### EXERCISE AIM
Reproduce the following passage on online ad reach, CPM and CPC in full, word for word.

GRPs= Reach x Frequency

comScore has a special tool in its module that will help you to access the reach and frequency of your campaign. I’m not familiar with Neilson Netrating (as they don’t have their services in India), but I’m sure they will also have this standard tool. This matrix will help you to synergise online campaigns with the other mass media component. However, the online world has a different brand dynamics. You might note, the first trigger of an offline campaign results in search for the keyword/website. Please note that this is an inexact science and as of now has no valid data point to corroborate assumption :).

There are other bunch of guys who swear by SEM. It is only by trial and error that you will find the solution to this misery and find that optimum Offline and Online mix.

CPM also brings us to the next big currency- CPC. You might get this standard reply from a big publisher- “We don’t sell on CPCs ;)” or “We can lower the CPM”. All they mean is that they don’t have the right technology to support CPCs. Let me illustrate CPC by example. If you buy 1 Million impression on Yahoo with Rs. 3.5 Lacs as the outlay and a fixed spot on Rediff Home page for Rs.3 lacs, how would you measure the deal.

One way to do this is to use the Media Planner reach and frequency through comScore and come about a GRP number (which a brand guy should).

However, if you happen to be a marketing manager of a website, where traffic is paramount and you need visits to increase the bottomline (with your bottomline at stake), you will consider clicks. Say Yahoo creative has a an average click through rate of 0.6% and Rediff has 0.3%. The number of clicks that you will get from respective Publishers is as under…

Yahoo….. 1,000,000 x 0.6%= 6,000
Rediff…. 3,000,000 x 0.3%= 9,000

CPCs will be as under

Yahoo…. 3,50,000/6,000= Rs.58
Rediff… 3,00,000/9,000= Rs.33

Indicating that Rediff real estate works better and is more cost effective to drive the click traffic (maybe Rediff should sponsor my blog). Please note that the numbers are only indicative and for the sake of discussion.

### GIVEN DATA
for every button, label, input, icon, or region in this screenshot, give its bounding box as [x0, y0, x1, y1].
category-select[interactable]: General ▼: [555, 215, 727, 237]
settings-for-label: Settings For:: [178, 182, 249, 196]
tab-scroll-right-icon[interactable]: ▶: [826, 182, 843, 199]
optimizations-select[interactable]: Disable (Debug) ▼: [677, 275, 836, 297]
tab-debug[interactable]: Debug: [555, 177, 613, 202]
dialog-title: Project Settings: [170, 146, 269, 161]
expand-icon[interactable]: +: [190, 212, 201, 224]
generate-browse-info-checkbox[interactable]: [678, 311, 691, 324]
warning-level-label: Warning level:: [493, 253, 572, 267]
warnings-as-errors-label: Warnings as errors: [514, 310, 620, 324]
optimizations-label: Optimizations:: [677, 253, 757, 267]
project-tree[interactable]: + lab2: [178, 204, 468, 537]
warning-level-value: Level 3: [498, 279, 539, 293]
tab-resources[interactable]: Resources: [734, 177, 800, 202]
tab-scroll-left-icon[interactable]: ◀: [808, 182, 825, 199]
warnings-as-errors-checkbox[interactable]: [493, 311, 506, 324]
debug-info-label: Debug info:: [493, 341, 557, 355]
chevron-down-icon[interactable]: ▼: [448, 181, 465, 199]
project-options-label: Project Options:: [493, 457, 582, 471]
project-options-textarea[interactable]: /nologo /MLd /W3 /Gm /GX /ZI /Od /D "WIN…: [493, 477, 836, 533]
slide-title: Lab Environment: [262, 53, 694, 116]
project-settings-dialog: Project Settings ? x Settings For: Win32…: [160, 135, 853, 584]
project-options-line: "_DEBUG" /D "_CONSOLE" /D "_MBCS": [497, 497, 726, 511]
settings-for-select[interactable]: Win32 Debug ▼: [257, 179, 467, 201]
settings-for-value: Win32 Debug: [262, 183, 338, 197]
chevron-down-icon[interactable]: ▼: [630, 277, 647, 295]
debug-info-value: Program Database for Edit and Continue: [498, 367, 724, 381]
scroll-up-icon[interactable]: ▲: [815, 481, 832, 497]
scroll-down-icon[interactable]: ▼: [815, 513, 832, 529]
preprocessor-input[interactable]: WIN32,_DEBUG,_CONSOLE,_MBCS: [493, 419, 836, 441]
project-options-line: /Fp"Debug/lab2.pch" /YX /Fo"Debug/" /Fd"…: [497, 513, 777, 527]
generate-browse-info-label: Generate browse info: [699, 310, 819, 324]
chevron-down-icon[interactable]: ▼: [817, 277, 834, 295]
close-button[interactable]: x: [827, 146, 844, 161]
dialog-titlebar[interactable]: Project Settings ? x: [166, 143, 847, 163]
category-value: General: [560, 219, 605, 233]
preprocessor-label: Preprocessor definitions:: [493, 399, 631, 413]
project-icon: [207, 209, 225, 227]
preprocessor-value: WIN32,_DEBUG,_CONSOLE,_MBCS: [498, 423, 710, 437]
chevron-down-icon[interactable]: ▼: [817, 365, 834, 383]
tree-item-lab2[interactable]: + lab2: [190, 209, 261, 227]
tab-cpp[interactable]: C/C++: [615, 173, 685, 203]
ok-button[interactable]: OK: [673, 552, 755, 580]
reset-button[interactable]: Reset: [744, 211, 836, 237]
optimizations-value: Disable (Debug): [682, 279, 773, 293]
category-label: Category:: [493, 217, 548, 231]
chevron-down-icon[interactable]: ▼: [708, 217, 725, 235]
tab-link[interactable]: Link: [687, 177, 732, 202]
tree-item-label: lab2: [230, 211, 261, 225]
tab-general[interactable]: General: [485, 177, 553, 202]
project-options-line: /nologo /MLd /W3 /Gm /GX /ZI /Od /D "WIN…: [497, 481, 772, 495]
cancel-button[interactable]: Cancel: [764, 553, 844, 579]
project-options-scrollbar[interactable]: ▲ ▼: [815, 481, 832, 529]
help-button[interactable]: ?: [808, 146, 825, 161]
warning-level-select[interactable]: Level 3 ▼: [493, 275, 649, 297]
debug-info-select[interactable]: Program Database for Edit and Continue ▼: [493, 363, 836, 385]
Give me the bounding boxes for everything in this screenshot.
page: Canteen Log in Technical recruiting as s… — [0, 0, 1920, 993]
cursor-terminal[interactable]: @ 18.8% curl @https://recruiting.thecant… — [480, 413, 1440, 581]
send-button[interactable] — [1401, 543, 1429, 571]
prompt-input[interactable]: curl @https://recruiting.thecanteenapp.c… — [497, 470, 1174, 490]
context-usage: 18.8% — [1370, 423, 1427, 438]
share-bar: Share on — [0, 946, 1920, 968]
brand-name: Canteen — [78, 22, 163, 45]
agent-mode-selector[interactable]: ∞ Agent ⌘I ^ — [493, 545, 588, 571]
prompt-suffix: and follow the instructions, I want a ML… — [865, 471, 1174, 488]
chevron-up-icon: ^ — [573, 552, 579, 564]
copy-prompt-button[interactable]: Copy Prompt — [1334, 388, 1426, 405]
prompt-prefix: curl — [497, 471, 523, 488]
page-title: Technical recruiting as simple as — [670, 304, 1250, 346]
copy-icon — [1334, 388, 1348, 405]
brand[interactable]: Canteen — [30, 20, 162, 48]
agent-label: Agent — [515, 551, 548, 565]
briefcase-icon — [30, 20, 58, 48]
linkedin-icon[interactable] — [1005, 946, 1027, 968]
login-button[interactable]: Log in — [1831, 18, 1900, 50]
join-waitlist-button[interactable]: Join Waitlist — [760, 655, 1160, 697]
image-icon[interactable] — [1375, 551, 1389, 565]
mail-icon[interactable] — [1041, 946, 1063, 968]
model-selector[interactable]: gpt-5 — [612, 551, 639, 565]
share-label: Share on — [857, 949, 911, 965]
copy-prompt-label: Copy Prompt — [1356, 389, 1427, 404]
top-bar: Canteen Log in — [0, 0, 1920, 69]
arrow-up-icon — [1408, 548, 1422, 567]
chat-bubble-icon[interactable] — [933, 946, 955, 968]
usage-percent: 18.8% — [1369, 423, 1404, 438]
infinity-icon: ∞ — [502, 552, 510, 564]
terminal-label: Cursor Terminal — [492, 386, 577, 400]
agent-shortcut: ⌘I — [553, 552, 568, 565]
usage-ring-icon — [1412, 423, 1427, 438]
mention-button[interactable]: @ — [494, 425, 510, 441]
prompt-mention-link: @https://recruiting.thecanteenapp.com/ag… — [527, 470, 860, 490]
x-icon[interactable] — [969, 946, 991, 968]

### ANSWER BOX
GRPs= Reach x Frequency

comScore has a special tool in its module that will help you to access the reach and frequency of your campaign. I’m not familiar with Neilson Netrating (as they don’t have their services in India), but I’m sure they will also have this standard tool. This matrix will help you to synergise online campaigns with the other mass media component. However, the online world has a different brand dynamics. You might note, the first trigger of an offline campaign results in search for the keyword/website. Please note that this is an inexact science and as of now has no valid data point to corroborate assumption :).

There are other bunch of guys who swear by SEM. It is only by trial and error that you will find the solution to this misery and find that optimum Offline and Online mix.

CPM also brings us to the next big currency- CPC. You might get this standard reply from a big publisher- “We don’t sell on CPCs ;)” or “We can lower the CPM”. All they mean is that they don’t have the right technology to support CPCs. Let me illustrate CPC by example. If you buy 1 Million impression on Yahoo with Rs. 3.5 Lacs as the outlay and a fixed spot on Rediff Home page for Rs.3 lacs, how would you measure the deal.

One way to do this is to use the Media Planner reach and frequency through comScore and come about a GRP number (which a brand guy should).

However, if you happen to be a marketing manager of a website, where traffic is paramount and you need visits to increase the bottomline (with your bottomline at stake), you will consider clicks. Say Yahoo creative has a an average click through rate of 0.6% and Rediff has 0.3%. The number of clicks that you will get from respective Publishers is as under…

Yahoo….. 1,000,000 x 0.6%= 6,000
Rediff…. 3,000,000 x 0.3%= 9,000

CPCs will be as under

Yahoo…. 3,50,000/6,000= Rs.58
Rediff… 3,00,000/9,000= Rs.33

Indicating that Rediff real estate works better and is more cost effective to drive the click traffic (maybe Rediff should sponsor my blog). Please note that the numbers are only indicative and for the sake of discussion.